>> START SOURCE RECORDS
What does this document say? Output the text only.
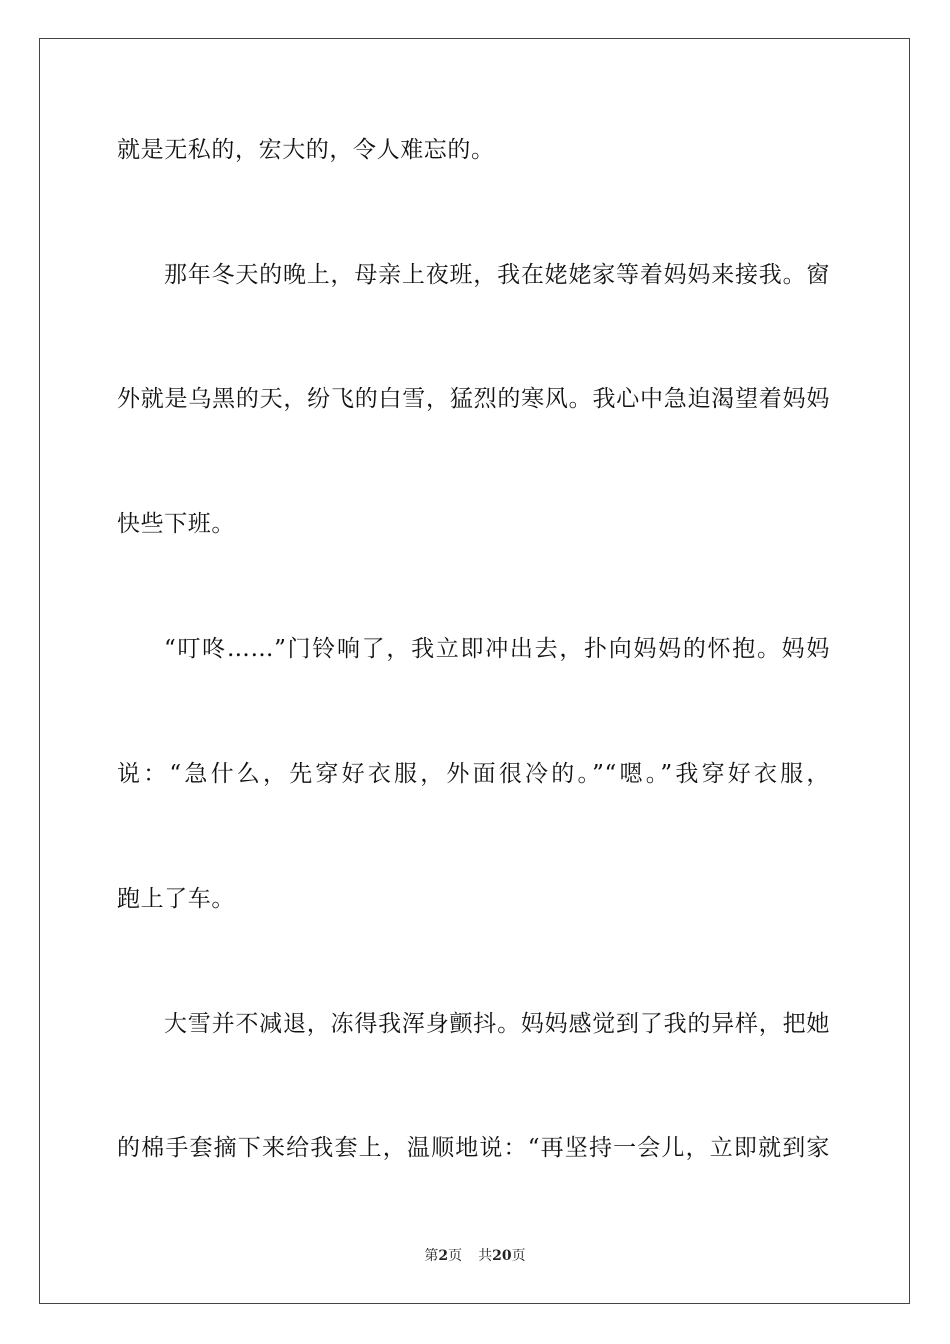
就是无私的，宏大的，令人难忘的。
那年冬天的晚上，母亲上夜班，我在姥姥家等着妈妈来接我。窗
外就是乌黑的天，纷飞的白雪，猛烈的寒风。我心中急迫渴望着妈妈
快些下班。
“叮咚……”门铃响了，我立即冲出去，扑向妈妈的怀抱。妈妈
说：“急什么，先穿好衣服，外面很冷的。”“嗯。”我穿好衣服，
跑上了车。
大雪并不减退，冻得我浑身颤抖。妈妈感觉到了我的异样，把她
的棉手套摘下来给我套上，温顺地说：“再坚持一会儿，立即就到家
第2页 共20页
>> END SOURCE RECORDS
OBJECTIVE -> Print all the records again exactly; do not include any picture.

REPLY TO THE EXERCISE ->
What does this document say? Output the text only.
就是无私的，宏大的，令人难忘的。
那年冬天的晚上，母亲上夜班，我在姥姥家等着妈妈来接我。窗
外就是乌黑的天，纷飞的白雪，猛烈的寒风。我心中急迫渴望着妈妈
快些下班。
“叮咚……”门铃响了，我立即冲出去，扑向妈妈的怀抱。妈妈
说：“急什么，先穿好衣服，外面很冷的。”“嗯。”我穿好衣服，
跑上了车。
大雪并不减退，冻得我浑身颤抖。妈妈感觉到了我的异样，把她
的棉手套摘下来给我套上，温顺地说：“再坚持一会儿，立即就到家
第2页 共20页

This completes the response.